STATED EXERCISE: Scan the entries and tally the lines that include the string "xlabel". Reply with the figure alone.

DATA TO PROCESS:
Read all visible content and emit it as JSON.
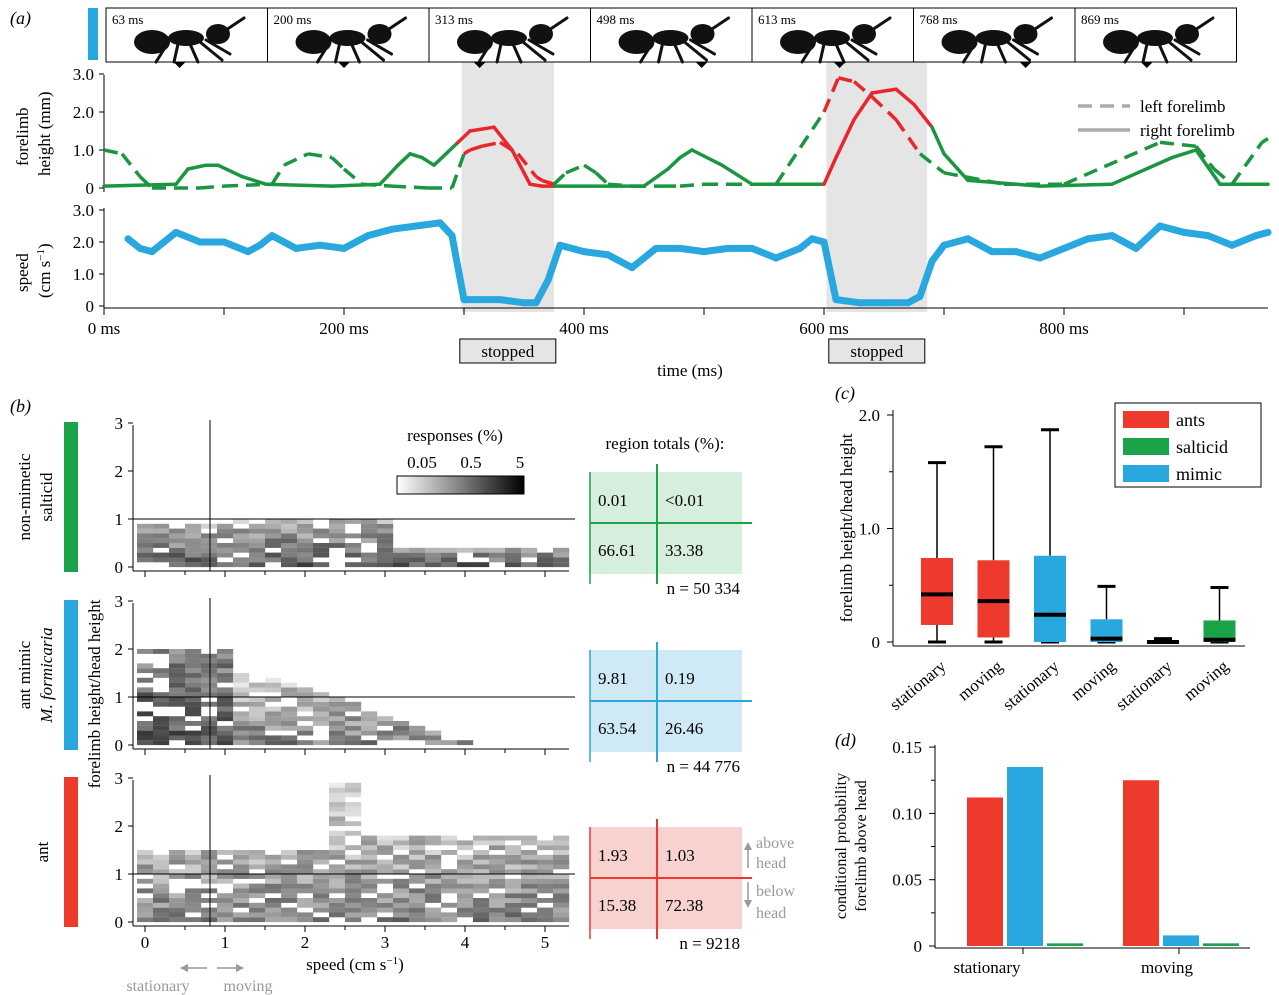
{
  "panel_a": {
    "label": "(a)",
    "frames": [
      {
        "label": "63 ms",
        "t": 63
      },
      {
        "label": "200 ms",
        "t": 200
      },
      {
        "label": "313 ms",
        "t": 313
      },
      {
        "label": "498 ms",
        "t": 498
      },
      {
        "label": "613 ms",
        "t": 613
      },
      {
        "label": "768 ms",
        "t": 768
      },
      {
        "label": "869 ms",
        "t": 869
      }
    ],
    "top_ylabel": [
      "forelimb",
      "height (mm)"
    ],
    "bottom_ylabel": [
      "speed",
      "(cm s",
      "−1",
      ")"
    ],
    "top_yticks": [
      "3.0",
      "2.0",
      "1.0",
      "0"
    ],
    "bottom_yticks": [
      "3.0",
      "2.0",
      "1.0",
      "0"
    ],
    "xticks": [
      "0 ms",
      "200 ms",
      "400 ms",
      "600 ms",
      "800 ms"
    ],
    "xlabel": "time (ms)",
    "stopped_label": "stopped",
    "legend": [
      "left forelimb",
      "right forelimb"
    ],
    "colors": {
      "accent": "#29a8e0",
      "moving": "#1a9641",
      "stopped": "#e8262b"
    }
  },
  "panel_b": {
    "label": "(b)",
    "rows": [
      {
        "name_lines": [
          "non-mimetic",
          "salticid"
        ],
        "color": "#1ba34a",
        "totals": [
          "0.01",
          "<0.01",
          "66.61",
          "33.38"
        ],
        "n": "n = 50 334",
        "bg": "#d6eedc",
        "line": "#1ba34a"
      },
      {
        "name_lines": [
          "ant mimic",
          "M. formicaria"
        ],
        "color": "#29a8e0",
        "totals": [
          "9.81",
          "0.19",
          "63.54",
          "26.46"
        ],
        "n": "n = 44 776",
        "bg": "#cfe9f7",
        "line": "#29a8e0"
      },
      {
        "name_lines": [
          "ant"
        ],
        "color": "#ee3a2c",
        "totals": [
          "1.93",
          "1.03",
          "15.38",
          "72.38"
        ],
        "n": "n = 9218",
        "bg": "#f8d2cf",
        "line": "#ee3a2c"
      }
    ],
    "yticks": [
      "3",
      "2",
      "1",
      "0"
    ],
    "xticks": [
      "0",
      "1",
      "2",
      "3",
      "4",
      "5"
    ],
    "ylabel": "forelimb height/head height",
    "xlabel": [
      "speed (cm s",
      "−1",
      ")"
    ],
    "colorbar_title": "responses (%)",
    "colorbar_ticks": [
      "0.05",
      "0.5",
      "5"
    ],
    "region_totals_title": "region totals (%):",
    "above_head": [
      "above",
      "head"
    ],
    "below_head": [
      "below",
      "head"
    ],
    "stationary": "stationary",
    "moving": "moving"
  },
  "chart_data": [
    {
      "type": "line",
      "panel": "a",
      "x_unit": "ms",
      "xlim": [
        0,
        970
      ],
      "top": {
        "ylim": [
          0,
          3.0
        ],
        "series": [
          {
            "name": "left forelimb",
            "x": [
              0,
              15,
              30,
              40,
              80,
              100,
              140,
              150,
              170,
              190,
              200,
              215,
              240,
              270,
              290,
              300,
              305,
              315,
              330,
              345,
              360,
              365,
              375,
              385,
              400,
              410,
              420,
              440,
              465,
              480,
              500,
              520,
              560,
              600,
              612,
              625,
              640,
              660,
              680,
              700,
              750,
              800,
              880,
              910,
              925,
              940,
              965,
              970
            ],
            "y": [
              1.0,
              0.9,
              0.3,
              0.0,
              0.0,
              0.05,
              0.1,
              0.6,
              0.9,
              0.8,
              0.5,
              0.1,
              0.05,
              0.0,
              0.0,
              0.9,
              1.0,
              1.1,
              1.2,
              0.9,
              0.3,
              0.2,
              0.1,
              0.4,
              0.6,
              0.4,
              0.1,
              0.05,
              0.05,
              0.05,
              0.1,
              0.1,
              0.1,
              2.0,
              2.9,
              2.8,
              2.4,
              1.8,
              0.9,
              0.4,
              0.1,
              0.1,
              1.2,
              1.1,
              0.5,
              0.1,
              1.2,
              1.3
            ]
          },
          {
            "name": "right forelimb",
            "x": [
              0,
              60,
              70,
              85,
              95,
              115,
              135,
              190,
              230,
              245,
              255,
              265,
              275,
              285,
              295,
              305,
              325,
              340,
              350,
              355,
              365,
              375,
              450,
              470,
              480,
              490,
              515,
              540,
              600,
              610,
              625,
              640,
              660,
              675,
              690,
              700,
              720,
              780,
              840,
              890,
              910,
              930,
              950,
              970
            ],
            "y": [
              0.05,
              0.1,
              0.5,
              0.6,
              0.6,
              0.3,
              0.1,
              0.05,
              0.1,
              0.6,
              0.9,
              0.8,
              0.6,
              0.9,
              1.2,
              1.5,
              1.6,
              1.0,
              0.4,
              0.1,
              0.05,
              0.05,
              0.05,
              0.5,
              0.8,
              1.0,
              0.6,
              0.1,
              0.1,
              0.8,
              1.8,
              2.5,
              2.6,
              2.2,
              1.6,
              0.9,
              0.2,
              0.05,
              0.1,
              0.8,
              1.0,
              0.1,
              0.1,
              0.1
            ]
          }
        ]
      },
      "bottom": {
        "ylim": [
          0,
          3.0
        ],
        "series": [
          {
            "name": "speed",
            "x": [
              20,
              30,
              40,
              60,
              80,
              100,
              120,
              130,
              140,
              160,
              180,
              200,
              220,
              240,
              260,
              280,
              290,
              300,
              310,
              330,
              350,
              360,
              370,
              380,
              400,
              420,
              440,
              460,
              480,
              500,
              520,
              540,
              560,
              580,
              590,
              600,
              610,
              630,
              650,
              670,
              680,
              690,
              700,
              720,
              740,
              760,
              780,
              800,
              820,
              840,
              860,
              880,
              900,
              920,
              940,
              960,
              970
            ],
            "y": [
              2.1,
              1.8,
              1.7,
              2.3,
              2.0,
              2.0,
              1.7,
              1.9,
              2.2,
              1.8,
              1.9,
              1.8,
              2.2,
              2.4,
              2.5,
              2.6,
              2.2,
              0.2,
              0.2,
              0.2,
              0.1,
              0.1,
              0.8,
              1.9,
              1.7,
              1.6,
              1.2,
              1.8,
              1.8,
              1.7,
              1.8,
              1.8,
              1.5,
              1.8,
              2.1,
              2.0,
              0.2,
              0.1,
              0.1,
              0.1,
              0.3,
              1.4,
              1.9,
              2.1,
              1.7,
              1.7,
              1.5,
              1.8,
              2.1,
              2.2,
              1.8,
              2.5,
              2.3,
              2.2,
              1.9,
              2.2,
              2.3
            ]
          }
        ]
      },
      "stopped_intervals": [
        [
          298,
          375
        ],
        [
          602,
          686
        ]
      ]
    },
    {
      "type": "heatmap",
      "panel": "b",
      "xlabel": "speed (cm s−1)",
      "ylabel": "forelimb height/head height",
      "xlim": [
        -0.1,
        5.3
      ],
      "ylim": [
        0,
        3
      ],
      "thresholds": {
        "speed": 0.85,
        "height": 1.0
      },
      "bin_size": {
        "speed": 0.2,
        "height": 0.1
      },
      "colorbar_ticks": [
        0.05,
        0.5,
        5
      ]
    },
    {
      "type": "box",
      "panel": "c",
      "label": "(c)",
      "ylabel": "forelimb height/head height",
      "ylim": [
        0,
        2.0
      ],
      "yticks": [
        "0",
        "1.0",
        "2.0"
      ],
      "legend": [
        {
          "name": "ants",
          "color": "#ee3a2c"
        },
        {
          "name": "salticid",
          "color": "#1ba34a"
        },
        {
          "name": "mimic",
          "color": "#29a8e0"
        }
      ],
      "boxes": [
        {
          "label": "stationary",
          "group": "ants",
          "color": "#ee3a2c",
          "whisker_low": 0.0,
          "q1": 0.15,
          "median": 0.42,
          "q3": 0.74,
          "whisker_high": 1.58
        },
        {
          "label": "moving",
          "group": "ants",
          "color": "#ee3a2c",
          "whisker_low": 0.0,
          "q1": 0.04,
          "median": 0.36,
          "q3": 0.72,
          "whisker_high": 1.72
        },
        {
          "label": "stationary",
          "group": "mimic",
          "color": "#29a8e0",
          "whisker_low": 0.0,
          "q1": 0.0,
          "median": 0.24,
          "q3": 0.76,
          "whisker_high": 1.87
        },
        {
          "label": "moving",
          "group": "mimic",
          "color": "#29a8e0",
          "whisker_low": 0.0,
          "q1": 0.0,
          "median": 0.03,
          "q3": 0.2,
          "whisker_high": 0.49
        },
        {
          "label": "stationary",
          "group": "salticid",
          "color": "#1ba34a",
          "whisker_low": 0.0,
          "q1": 0.0,
          "median": 0.0,
          "q3": 0.01,
          "whisker_high": 0.03
        },
        {
          "label": "moving",
          "group": "salticid",
          "color": "#1ba34a",
          "whisker_low": 0.0,
          "q1": 0.0,
          "median": 0.02,
          "q3": 0.19,
          "whisker_high": 0.48
        }
      ]
    },
    {
      "type": "bar",
      "panel": "d",
      "label": "(d)",
      "ylabel": [
        "conditional probability",
        "forelimb above head"
      ],
      "ylim": [
        0,
        0.15
      ],
      "yticks": [
        "0",
        "0.05",
        "0.10",
        "0.15"
      ],
      "categories": [
        "stationary",
        "moving"
      ],
      "series": [
        {
          "name": "ants",
          "color": "#ee3a2c",
          "values": [
            0.112,
            0.125
          ]
        },
        {
          "name": "mimic",
          "color": "#29a8e0",
          "values": [
            0.135,
            0.008
          ]
        },
        {
          "name": "salticid",
          "color": "#1ba34a",
          "values": [
            0.002,
            0.002
          ]
        }
      ]
    }
  ]
}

PROBLEM SOLUTION: 3